**Instructions for the task**:
How many lines of the data hold the word "Current"? State the number and nothing else.
'''
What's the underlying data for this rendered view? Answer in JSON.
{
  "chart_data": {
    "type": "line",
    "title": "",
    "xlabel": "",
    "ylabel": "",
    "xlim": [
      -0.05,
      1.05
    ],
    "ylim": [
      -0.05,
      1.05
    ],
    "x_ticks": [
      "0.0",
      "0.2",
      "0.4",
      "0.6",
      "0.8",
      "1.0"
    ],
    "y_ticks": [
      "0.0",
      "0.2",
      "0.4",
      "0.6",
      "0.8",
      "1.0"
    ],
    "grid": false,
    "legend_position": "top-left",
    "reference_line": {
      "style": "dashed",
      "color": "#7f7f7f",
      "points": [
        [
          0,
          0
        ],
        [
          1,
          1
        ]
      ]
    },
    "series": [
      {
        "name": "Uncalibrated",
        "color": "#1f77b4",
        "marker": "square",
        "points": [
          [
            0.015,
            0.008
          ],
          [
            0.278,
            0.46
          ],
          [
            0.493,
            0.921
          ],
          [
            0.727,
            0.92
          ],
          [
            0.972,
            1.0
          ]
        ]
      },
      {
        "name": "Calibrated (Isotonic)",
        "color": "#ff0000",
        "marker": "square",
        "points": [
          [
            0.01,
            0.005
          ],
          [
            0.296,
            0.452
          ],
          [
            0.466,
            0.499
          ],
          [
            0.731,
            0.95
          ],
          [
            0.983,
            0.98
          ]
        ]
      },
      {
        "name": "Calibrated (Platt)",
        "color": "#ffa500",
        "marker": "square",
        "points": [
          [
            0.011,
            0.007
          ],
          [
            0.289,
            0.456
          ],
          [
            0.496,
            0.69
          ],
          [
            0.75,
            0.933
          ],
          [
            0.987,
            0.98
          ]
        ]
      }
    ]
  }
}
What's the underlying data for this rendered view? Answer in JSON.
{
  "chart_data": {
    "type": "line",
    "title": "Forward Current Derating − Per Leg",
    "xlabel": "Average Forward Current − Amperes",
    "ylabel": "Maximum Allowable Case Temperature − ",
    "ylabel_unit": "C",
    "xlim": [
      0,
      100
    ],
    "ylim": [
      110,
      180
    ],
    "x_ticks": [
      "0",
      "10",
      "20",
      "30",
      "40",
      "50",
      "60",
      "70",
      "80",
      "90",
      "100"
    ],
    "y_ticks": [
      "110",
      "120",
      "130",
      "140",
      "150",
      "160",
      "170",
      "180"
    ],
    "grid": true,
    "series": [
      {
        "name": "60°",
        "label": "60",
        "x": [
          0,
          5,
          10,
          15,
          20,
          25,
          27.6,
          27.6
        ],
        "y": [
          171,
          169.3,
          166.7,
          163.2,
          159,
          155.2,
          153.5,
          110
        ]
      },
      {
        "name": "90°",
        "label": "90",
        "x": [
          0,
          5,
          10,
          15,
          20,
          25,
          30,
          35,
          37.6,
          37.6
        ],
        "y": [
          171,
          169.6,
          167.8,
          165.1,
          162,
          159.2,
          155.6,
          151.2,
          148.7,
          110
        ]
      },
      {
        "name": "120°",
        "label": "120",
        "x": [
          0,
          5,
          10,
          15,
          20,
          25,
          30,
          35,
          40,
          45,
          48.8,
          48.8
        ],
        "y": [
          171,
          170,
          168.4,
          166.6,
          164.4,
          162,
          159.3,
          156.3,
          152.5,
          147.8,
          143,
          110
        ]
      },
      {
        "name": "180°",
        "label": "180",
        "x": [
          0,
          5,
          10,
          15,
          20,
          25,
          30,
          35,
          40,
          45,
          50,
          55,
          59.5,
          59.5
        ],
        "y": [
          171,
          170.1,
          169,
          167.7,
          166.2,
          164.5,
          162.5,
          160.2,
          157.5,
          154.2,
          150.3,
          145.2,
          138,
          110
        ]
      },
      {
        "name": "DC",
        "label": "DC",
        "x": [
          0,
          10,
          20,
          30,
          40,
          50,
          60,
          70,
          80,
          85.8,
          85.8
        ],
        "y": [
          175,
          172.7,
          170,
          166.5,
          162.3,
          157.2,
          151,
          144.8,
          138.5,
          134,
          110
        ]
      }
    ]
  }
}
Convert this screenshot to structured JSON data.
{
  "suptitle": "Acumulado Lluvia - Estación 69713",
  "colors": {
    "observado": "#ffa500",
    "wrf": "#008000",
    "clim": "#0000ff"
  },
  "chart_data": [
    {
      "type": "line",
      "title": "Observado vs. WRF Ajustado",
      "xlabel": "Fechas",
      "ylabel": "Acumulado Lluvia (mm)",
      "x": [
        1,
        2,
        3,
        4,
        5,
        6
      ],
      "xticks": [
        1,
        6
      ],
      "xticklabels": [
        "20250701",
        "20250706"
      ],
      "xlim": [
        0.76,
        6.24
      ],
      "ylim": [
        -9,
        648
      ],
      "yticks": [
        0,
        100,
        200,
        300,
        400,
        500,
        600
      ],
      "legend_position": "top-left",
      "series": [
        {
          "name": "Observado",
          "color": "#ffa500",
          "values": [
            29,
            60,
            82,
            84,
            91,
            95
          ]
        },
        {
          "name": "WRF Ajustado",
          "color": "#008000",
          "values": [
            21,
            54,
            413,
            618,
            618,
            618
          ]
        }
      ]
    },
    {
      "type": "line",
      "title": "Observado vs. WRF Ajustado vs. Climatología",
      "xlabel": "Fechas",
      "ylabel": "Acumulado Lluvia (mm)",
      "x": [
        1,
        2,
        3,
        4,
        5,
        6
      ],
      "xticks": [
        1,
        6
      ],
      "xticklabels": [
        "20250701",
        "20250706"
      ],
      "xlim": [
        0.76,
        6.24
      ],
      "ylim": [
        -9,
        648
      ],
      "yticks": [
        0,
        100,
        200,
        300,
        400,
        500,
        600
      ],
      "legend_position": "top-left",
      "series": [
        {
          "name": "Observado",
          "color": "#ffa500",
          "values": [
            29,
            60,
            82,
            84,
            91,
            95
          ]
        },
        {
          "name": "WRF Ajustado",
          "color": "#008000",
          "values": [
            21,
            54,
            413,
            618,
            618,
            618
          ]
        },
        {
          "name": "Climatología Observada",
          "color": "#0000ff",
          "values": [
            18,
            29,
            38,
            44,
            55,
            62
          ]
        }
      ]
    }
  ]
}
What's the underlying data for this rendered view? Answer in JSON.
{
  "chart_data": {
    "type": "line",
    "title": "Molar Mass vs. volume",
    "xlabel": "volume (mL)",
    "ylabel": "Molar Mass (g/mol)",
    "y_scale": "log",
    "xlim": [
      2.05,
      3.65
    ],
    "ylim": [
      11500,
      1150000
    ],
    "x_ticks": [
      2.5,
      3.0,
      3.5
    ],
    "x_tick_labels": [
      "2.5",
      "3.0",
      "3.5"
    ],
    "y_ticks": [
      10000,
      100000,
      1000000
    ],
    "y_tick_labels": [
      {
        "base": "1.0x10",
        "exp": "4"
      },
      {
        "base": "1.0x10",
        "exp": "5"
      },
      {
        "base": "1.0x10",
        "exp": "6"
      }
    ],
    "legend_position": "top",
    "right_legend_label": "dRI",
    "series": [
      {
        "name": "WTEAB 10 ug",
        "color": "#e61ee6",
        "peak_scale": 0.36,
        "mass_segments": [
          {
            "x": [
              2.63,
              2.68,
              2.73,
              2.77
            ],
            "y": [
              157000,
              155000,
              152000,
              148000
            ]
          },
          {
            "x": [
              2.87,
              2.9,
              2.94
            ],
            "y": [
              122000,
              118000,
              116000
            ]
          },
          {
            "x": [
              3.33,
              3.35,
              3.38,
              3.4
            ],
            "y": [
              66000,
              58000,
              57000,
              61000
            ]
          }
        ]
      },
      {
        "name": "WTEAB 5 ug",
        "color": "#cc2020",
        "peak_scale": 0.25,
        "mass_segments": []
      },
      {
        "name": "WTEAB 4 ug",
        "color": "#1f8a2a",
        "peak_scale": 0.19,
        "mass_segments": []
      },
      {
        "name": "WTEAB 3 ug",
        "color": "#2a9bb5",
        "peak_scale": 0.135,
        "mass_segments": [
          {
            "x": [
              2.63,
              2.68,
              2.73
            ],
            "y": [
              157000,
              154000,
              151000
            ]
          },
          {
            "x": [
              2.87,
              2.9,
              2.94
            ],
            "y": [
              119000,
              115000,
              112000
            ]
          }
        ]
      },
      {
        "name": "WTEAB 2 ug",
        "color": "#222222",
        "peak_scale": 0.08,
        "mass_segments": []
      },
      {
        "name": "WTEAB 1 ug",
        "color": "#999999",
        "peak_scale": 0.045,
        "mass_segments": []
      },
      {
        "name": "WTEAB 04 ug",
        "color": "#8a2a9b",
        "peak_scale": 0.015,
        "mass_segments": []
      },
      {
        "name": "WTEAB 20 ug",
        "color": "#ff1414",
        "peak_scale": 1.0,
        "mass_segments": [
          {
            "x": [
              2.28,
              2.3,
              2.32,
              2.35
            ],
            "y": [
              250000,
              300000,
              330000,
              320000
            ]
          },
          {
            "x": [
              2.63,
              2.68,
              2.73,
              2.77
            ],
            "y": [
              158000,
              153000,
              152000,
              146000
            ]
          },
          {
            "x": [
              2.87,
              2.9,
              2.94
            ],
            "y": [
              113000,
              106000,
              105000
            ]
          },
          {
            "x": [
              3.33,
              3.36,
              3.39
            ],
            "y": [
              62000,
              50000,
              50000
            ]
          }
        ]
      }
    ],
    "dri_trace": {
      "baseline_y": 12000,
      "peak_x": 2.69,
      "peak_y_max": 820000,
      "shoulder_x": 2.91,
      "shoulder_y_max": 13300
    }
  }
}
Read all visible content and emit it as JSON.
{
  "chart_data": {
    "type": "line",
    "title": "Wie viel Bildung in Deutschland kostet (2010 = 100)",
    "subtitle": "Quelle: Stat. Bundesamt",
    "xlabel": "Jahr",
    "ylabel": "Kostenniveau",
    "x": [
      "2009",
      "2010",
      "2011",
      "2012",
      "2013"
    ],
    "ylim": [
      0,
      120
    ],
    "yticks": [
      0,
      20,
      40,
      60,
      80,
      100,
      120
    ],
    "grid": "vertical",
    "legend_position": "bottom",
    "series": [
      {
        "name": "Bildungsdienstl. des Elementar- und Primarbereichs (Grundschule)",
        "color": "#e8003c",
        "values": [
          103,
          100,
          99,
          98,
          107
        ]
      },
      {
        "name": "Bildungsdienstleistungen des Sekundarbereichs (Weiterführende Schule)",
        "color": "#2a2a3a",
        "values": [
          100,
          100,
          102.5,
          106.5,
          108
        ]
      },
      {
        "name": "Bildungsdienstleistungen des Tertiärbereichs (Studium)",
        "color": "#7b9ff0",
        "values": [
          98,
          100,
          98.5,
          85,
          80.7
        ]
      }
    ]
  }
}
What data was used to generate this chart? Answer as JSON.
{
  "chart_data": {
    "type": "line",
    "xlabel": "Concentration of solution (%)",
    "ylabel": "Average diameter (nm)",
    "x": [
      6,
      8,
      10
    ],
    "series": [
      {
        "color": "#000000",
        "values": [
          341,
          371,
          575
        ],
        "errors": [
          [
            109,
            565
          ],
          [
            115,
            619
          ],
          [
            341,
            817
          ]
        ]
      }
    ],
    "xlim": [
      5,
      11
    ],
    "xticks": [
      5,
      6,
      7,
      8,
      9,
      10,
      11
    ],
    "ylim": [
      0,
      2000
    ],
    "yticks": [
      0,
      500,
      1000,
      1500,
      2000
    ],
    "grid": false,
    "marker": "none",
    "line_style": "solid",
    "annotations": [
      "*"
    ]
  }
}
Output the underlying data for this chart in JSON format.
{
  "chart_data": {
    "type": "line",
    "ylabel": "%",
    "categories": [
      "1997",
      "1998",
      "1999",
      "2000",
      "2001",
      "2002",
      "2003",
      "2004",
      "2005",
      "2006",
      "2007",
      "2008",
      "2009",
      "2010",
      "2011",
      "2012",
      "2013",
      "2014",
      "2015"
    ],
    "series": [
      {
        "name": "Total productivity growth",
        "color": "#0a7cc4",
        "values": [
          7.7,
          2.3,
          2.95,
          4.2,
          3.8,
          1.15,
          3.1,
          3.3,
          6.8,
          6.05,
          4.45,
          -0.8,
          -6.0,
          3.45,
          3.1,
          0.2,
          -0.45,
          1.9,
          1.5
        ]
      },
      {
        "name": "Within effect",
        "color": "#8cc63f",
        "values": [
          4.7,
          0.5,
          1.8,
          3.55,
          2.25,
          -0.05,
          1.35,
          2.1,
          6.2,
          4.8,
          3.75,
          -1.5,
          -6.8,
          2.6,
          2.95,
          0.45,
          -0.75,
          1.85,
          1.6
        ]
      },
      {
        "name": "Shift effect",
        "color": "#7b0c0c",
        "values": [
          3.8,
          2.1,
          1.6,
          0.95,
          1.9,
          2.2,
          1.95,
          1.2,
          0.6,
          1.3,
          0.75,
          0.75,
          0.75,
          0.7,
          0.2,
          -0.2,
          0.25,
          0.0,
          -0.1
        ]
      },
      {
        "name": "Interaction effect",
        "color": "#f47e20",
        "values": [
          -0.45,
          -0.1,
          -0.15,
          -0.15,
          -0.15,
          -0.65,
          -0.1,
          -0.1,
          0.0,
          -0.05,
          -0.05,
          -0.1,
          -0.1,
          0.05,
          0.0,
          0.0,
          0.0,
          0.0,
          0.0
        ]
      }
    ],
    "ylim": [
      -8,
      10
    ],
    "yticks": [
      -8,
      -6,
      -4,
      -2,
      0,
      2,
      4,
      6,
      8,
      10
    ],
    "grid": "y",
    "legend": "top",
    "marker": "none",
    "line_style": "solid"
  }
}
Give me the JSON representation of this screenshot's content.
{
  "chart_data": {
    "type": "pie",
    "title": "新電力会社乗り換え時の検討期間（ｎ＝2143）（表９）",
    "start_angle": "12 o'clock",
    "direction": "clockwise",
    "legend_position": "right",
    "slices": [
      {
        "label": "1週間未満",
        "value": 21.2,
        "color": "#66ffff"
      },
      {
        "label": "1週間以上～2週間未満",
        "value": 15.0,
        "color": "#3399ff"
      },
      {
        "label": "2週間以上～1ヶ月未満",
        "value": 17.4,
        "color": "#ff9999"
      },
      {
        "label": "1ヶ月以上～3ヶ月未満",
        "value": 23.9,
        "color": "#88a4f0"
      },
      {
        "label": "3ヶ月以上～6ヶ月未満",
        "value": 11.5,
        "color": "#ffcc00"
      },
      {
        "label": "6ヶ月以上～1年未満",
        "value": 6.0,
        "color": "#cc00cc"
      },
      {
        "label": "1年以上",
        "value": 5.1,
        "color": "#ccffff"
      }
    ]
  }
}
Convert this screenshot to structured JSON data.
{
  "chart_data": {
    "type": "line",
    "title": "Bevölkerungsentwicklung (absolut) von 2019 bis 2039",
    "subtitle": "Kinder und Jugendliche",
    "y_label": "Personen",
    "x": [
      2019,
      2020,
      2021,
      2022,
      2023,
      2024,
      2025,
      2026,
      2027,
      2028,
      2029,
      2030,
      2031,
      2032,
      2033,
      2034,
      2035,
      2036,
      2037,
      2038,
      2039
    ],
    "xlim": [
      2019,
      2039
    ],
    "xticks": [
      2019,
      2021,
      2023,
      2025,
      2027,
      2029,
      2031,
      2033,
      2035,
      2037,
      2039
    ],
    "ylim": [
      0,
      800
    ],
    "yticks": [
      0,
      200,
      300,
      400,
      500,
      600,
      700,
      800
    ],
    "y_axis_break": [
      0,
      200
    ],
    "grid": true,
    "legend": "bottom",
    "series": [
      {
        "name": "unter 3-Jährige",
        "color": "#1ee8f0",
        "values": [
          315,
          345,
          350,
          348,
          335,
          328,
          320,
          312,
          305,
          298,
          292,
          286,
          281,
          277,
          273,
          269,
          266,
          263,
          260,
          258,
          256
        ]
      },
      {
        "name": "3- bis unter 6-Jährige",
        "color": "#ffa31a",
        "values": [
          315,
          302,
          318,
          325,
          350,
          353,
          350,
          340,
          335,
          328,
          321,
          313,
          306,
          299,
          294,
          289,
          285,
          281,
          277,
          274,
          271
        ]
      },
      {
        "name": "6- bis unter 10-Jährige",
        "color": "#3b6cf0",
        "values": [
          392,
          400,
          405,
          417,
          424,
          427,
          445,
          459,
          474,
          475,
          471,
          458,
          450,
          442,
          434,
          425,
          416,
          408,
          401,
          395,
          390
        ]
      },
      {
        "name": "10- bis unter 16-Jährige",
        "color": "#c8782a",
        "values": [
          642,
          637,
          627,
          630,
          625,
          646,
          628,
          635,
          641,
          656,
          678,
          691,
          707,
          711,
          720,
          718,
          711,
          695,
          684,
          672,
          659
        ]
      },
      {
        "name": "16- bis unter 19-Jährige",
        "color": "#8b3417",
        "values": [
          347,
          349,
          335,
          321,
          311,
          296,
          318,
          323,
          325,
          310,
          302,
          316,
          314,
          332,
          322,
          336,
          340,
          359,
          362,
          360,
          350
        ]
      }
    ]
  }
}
'''
**Answer in full**:
2